Data records:
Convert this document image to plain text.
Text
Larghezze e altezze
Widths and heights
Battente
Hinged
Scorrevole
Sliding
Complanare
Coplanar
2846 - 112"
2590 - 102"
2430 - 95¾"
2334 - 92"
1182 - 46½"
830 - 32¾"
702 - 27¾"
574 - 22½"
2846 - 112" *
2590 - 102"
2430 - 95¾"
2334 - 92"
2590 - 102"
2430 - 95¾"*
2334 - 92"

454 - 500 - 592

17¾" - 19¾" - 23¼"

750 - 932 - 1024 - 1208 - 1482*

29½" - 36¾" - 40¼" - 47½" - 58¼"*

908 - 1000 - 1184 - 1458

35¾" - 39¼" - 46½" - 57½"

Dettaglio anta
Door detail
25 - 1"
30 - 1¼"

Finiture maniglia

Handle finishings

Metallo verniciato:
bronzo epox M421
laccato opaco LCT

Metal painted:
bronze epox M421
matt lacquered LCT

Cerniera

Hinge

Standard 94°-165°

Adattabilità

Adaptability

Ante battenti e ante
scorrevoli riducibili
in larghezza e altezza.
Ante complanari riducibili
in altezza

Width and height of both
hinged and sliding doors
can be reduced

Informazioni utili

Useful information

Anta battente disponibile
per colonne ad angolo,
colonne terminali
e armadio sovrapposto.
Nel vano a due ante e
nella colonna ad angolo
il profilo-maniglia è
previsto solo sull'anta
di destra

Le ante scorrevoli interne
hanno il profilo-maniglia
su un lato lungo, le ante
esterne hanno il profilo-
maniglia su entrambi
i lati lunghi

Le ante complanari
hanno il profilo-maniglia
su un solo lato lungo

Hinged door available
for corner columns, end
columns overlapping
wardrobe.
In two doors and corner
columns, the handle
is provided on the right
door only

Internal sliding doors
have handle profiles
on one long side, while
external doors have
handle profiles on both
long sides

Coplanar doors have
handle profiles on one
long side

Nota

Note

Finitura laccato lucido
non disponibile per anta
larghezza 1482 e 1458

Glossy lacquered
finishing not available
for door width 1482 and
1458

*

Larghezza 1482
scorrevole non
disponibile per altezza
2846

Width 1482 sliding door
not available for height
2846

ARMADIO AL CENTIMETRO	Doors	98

» **INSTRUCTIONS FOR THE TASK**
Pull every line containing "laccato" out of the records.

» **WRITTEN REPLY**
laccato opaco LCT
Finitura laccato lucido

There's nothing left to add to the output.